Figure record extracts:
▶

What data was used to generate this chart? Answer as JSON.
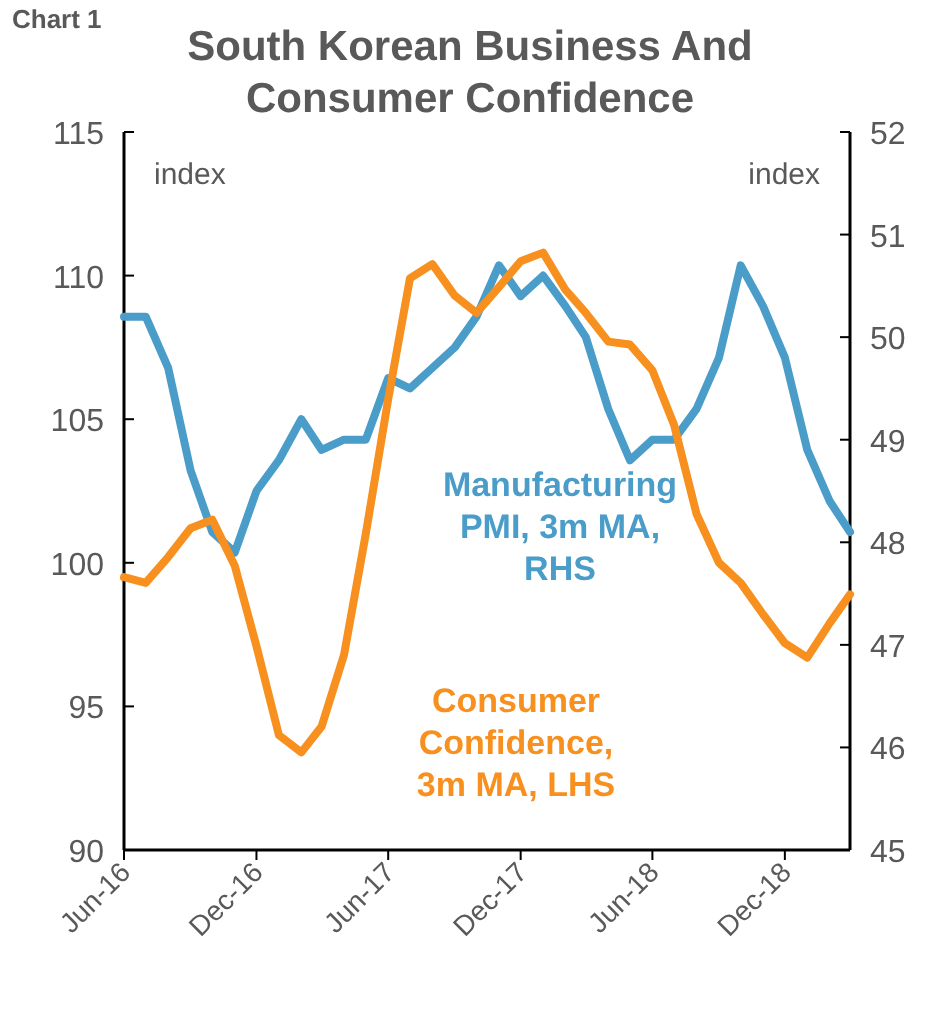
{
  "chart_data": {
    "type": "line",
    "title": "South Korean Business And Consumer Confidence",
    "ylabel": "index",
    "y2label": "index",
    "annotations": [
      "Chart 1"
    ],
    "x": [
      "2016-06",
      "2016-07",
      "2016-08",
      "2016-09",
      "2016-10",
      "2016-11",
      "2016-12",
      "2017-01",
      "2017-02",
      "2017-03",
      "2017-04",
      "2017-05",
      "2017-06",
      "2017-07",
      "2017-08",
      "2017-09",
      "2017-10",
      "2017-11",
      "2017-12",
      "2018-01",
      "2018-02",
      "2018-03",
      "2018-04",
      "2018-05",
      "2018-06",
      "2018-07",
      "2018-08",
      "2018-09",
      "2018-10",
      "2018-11",
      "2018-12",
      "2019-01",
      "2019-02",
      "2019-03"
    ],
    "series": [
      {
        "name": "Manufacturing PMI, 3m MA, RHS",
        "color": "#4a9cc9",
        "axis": "y2",
        "values": [
          50.2,
          50.2,
          49.7,
          48.7,
          48.1,
          47.9,
          48.5,
          48.8,
          49.2,
          48.9,
          49.0,
          49.0,
          49.6,
          49.5,
          49.7,
          49.9,
          50.2,
          50.7,
          50.4,
          50.6,
          50.3,
          50.0,
          49.3,
          48.8,
          49.0,
          49.0,
          49.3,
          49.8,
          50.7,
          50.3,
          49.8,
          48.9,
          48.4,
          48.1
        ]
      },
      {
        "name": "Consumer Confidence, 3m MA, LHS",
        "color": "#f7901e",
        "values": [
          99.5,
          99.3,
          100.2,
          101.2,
          101.5,
          99.9,
          97.1,
          94.0,
          93.4,
          94.3,
          96.8,
          101.0,
          105.7,
          109.9,
          110.4,
          109.3,
          108.7,
          109.6,
          110.5,
          110.8,
          109.5,
          108.7,
          107.7,
          107.6,
          106.7,
          104.8,
          101.7,
          100.0,
          99.3,
          98.2,
          97.2,
          96.7,
          97.9,
          98.9
        ]
      }
    ],
    "xlim": [
      "2016-06",
      "2019-03"
    ],
    "xticks": [
      {
        "value": "2016-06",
        "label": "Jun-16"
      },
      {
        "value": "2016-12",
        "label": "Dec-16"
      },
      {
        "value": "2017-06",
        "label": "Jun-17"
      },
      {
        "value": "2017-12",
        "label": "Dec-17"
      },
      {
        "value": "2018-06",
        "label": "Jun-18"
      },
      {
        "value": "2018-12",
        "label": "Dec-18"
      }
    ],
    "ylim": [
      90,
      115
    ],
    "yticks": [
      90,
      95,
      100,
      105,
      110,
      115
    ],
    "y2lim": [
      45,
      52
    ],
    "y2ticks": [
      45,
      46,
      47,
      48,
      49,
      50,
      51,
      52
    ],
    "grid": false,
    "marker": "none",
    "line_style": "solid"
  }
}
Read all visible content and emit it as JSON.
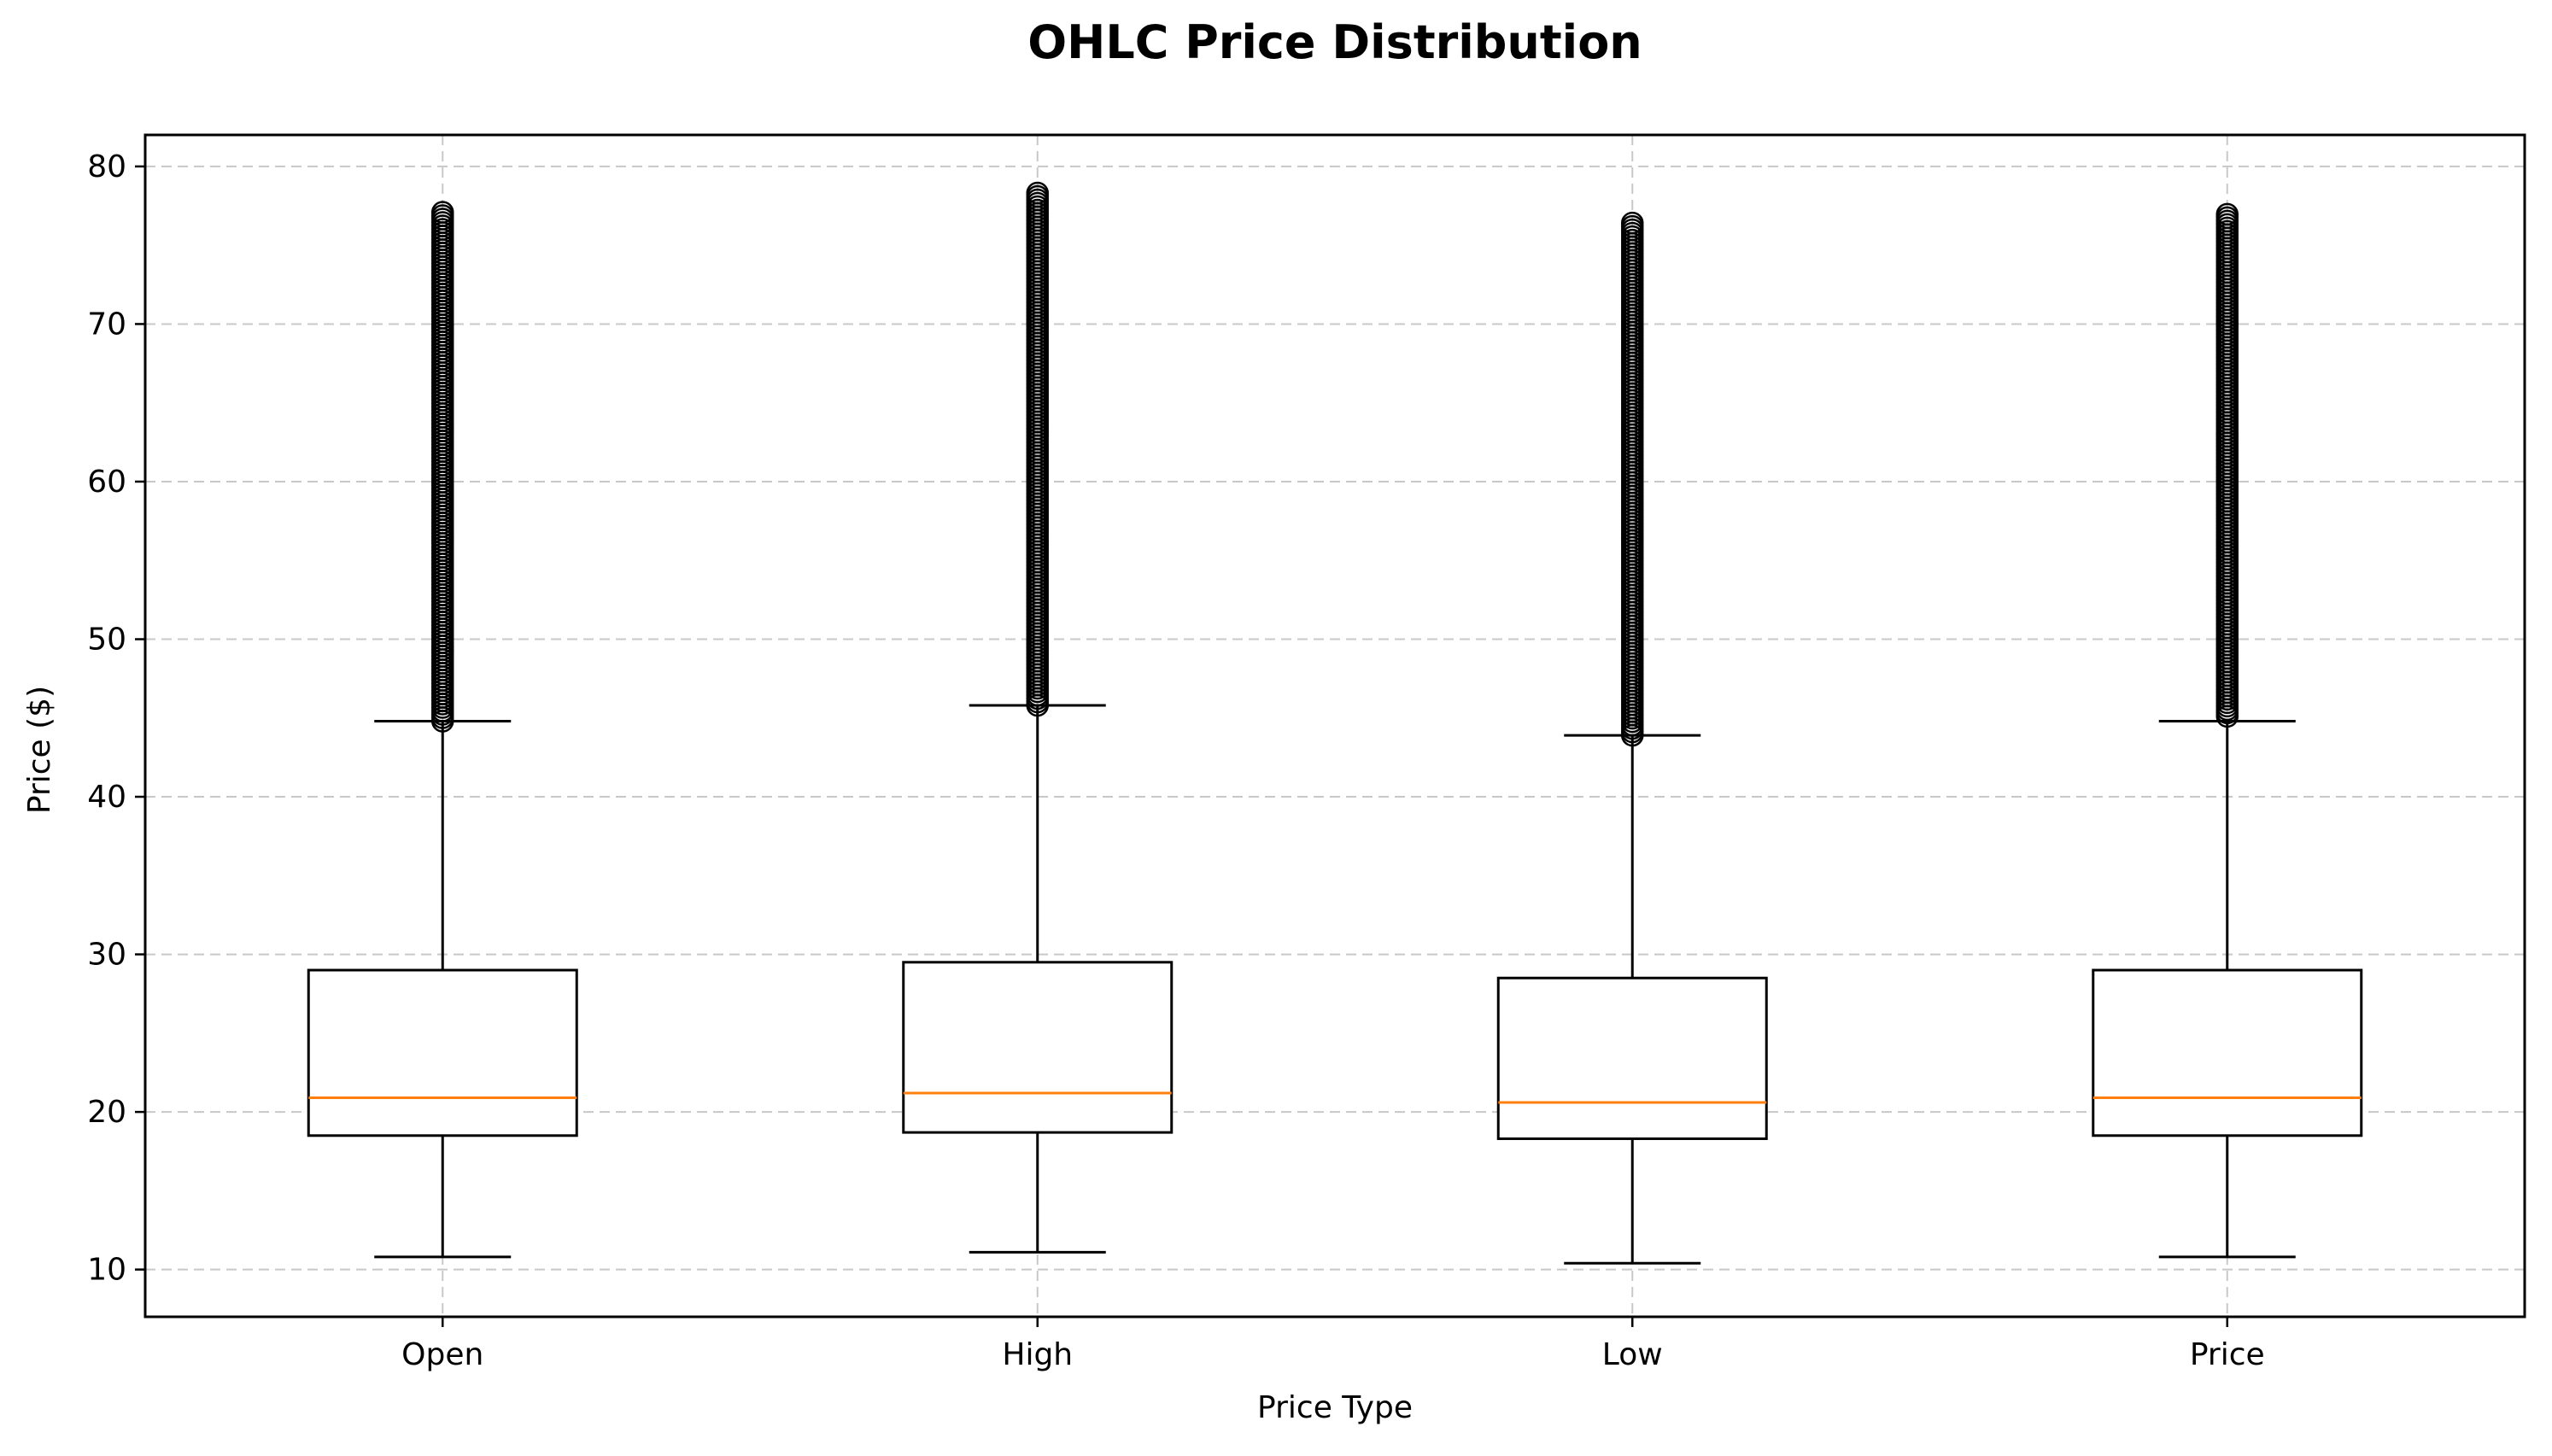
{
  "chart_data": {
    "type": "boxplot",
    "title": "OHLC Price Distribution",
    "xlabel": "Price Type",
    "ylabel": "Price ($)",
    "ylim": [
      7,
      82
    ],
    "yticks": [
      10,
      20,
      30,
      40,
      50,
      60,
      70,
      80
    ],
    "grid": true,
    "categories": [
      "Open",
      "High",
      "Low",
      "Price"
    ],
    "series": [
      {
        "category": "Open",
        "whisker_low": 10.8,
        "q1": 18.5,
        "median": 20.9,
        "q3": 29.0,
        "whisker_high": 44.8,
        "outliers_min": 44.8,
        "outliers_max": 77.1
      },
      {
        "category": "High",
        "whisker_low": 11.1,
        "q1": 18.7,
        "median": 21.2,
        "q3": 29.5,
        "whisker_high": 45.8,
        "outliers_min": 45.8,
        "outliers_max": 78.4
      },
      {
        "category": "Low",
        "whisker_low": 10.4,
        "q1": 18.3,
        "median": 20.6,
        "q3": 28.5,
        "whisker_high": 43.9,
        "outliers_min": 43.9,
        "outliers_max": 76.6
      },
      {
        "category": "Price",
        "whisker_low": 10.8,
        "q1": 18.5,
        "median": 20.9,
        "q3": 29.0,
        "whisker_high": 44.8,
        "outliers_min": 45.1,
        "outliers_max": 77.1
      }
    ],
    "colors": {
      "box": "#000000",
      "median": "#ff7f0e",
      "grid": "#c8c8c8",
      "outlier": "#000000"
    }
  }
}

◀

Filter the listing for the word "Price" and copy every line that holds it.

§ **EXERCISE ANSWER**
    "title": "OHLC Price Distribution",
    "xlabel": "Price Type",
    "ylabel": "Price ($)",
      "Price"
        "category": "Price",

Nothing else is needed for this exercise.